Quote all lines below exactly. Images stay out.

--- start ---

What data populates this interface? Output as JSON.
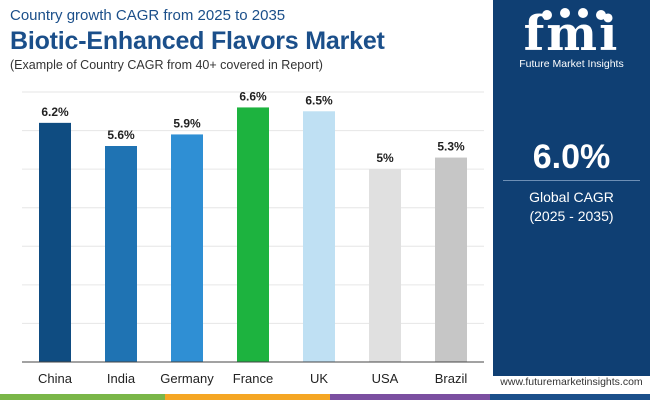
{
  "header": {
    "subtitle": "Country growth CAGR from 2025 to 2035",
    "title": "Biotic-Enhanced Flavors Market",
    "note": "(Example of Country CAGR from 40+ covered in Report)"
  },
  "brand": {
    "logo_text": "fmi",
    "caption": "Future Market Insights",
    "website": "www.futuremarketinsights.com"
  },
  "summary": {
    "value": "6.0%",
    "label_line1": "Global CAGR",
    "label_line2": "(2025 - 2035)"
  },
  "colors": {
    "panel": "#0f3f73",
    "title": "#1b4f8a",
    "strip": [
      "#7ab648",
      "#f5a623",
      "#7b4fa0",
      "#1b4f8a"
    ]
  },
  "chart_data": {
    "type": "bar",
    "categories": [
      "China",
      "India",
      "Germany",
      "France",
      "UK",
      "USA",
      "Brazil"
    ],
    "values": [
      6.2,
      5.6,
      5.9,
      6.6,
      6.5,
      5.0,
      5.3
    ],
    "data_labels": [
      "6.2%",
      "5.6%",
      "5.9%",
      "6.6%",
      "6.5%",
      "5%",
      "5.3%"
    ],
    "bar_colors": [
      "#0f4c81",
      "#1f73b3",
      "#2f8fd4",
      "#1db33f",
      "#bfe0f3",
      "#e0e0e0",
      "#c6c6c6"
    ],
    "ylim": [
      0,
      7
    ],
    "grid": true,
    "legend": "none"
  }
}
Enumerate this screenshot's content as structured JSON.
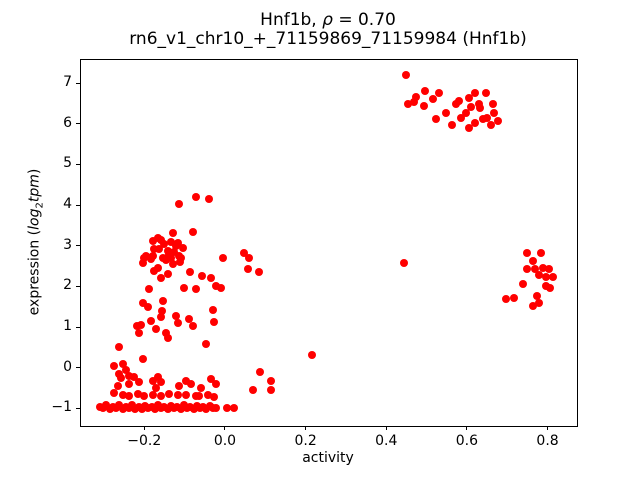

--- end ---

• **SOLUTION BELOW**
What data populates this interface? Output as JSON.
{
  "header": {
    "subtitle": "Country growth CAGR from 2025 to 2035",
    "title": "Biotic-Enhanced Flavors Market",
    "note": "(Example of Country CAGR from 40+ covered in Report)"
  },
  "brand": {
    "logo_text": "fmi",
    "caption": "Future Market Insights",
    "website": "www.futuremarketinsights.com"
  },
  "summary": {
    "value": "6.0%",
    "label_line1": "Global CAGR",
    "label_line2": "(2025 - 2035)"
  },
  "colors": {
    "panel": "#0f3f73",
    "title": "#1b4f8a",
    "strip": [
      "#7ab648",
      "#f5a623",
      "#7b4fa0",
      "#1b4f8a"
    ]
  },
  "chart_data": {
    "type": "bar",
    "categories": [
      "China",
      "India",
      "Germany",
      "France",
      "UK",
      "USA",
      "Brazil"
    ],
    "values": [
      6.2,
      5.6,
      5.9,
      6.6,
      6.5,
      5.0,
      5.3
    ],
    "data_labels": [
      "6.2%",
      "5.6%",
      "5.9%",
      "6.6%",
      "6.5%",
      "5%",
      "5.3%"
    ],
    "bar_colors": [
      "#0f4c81",
      "#1f73b3",
      "#2f8fd4",
      "#1db33f",
      "#bfe0f3",
      "#e0e0e0",
      "#c6c6c6"
    ],
    "ylim": [
      0,
      7
    ],
    "grid": true,
    "legend": "none"
  }
}
Enumerate this screenshot's content as structured JSON.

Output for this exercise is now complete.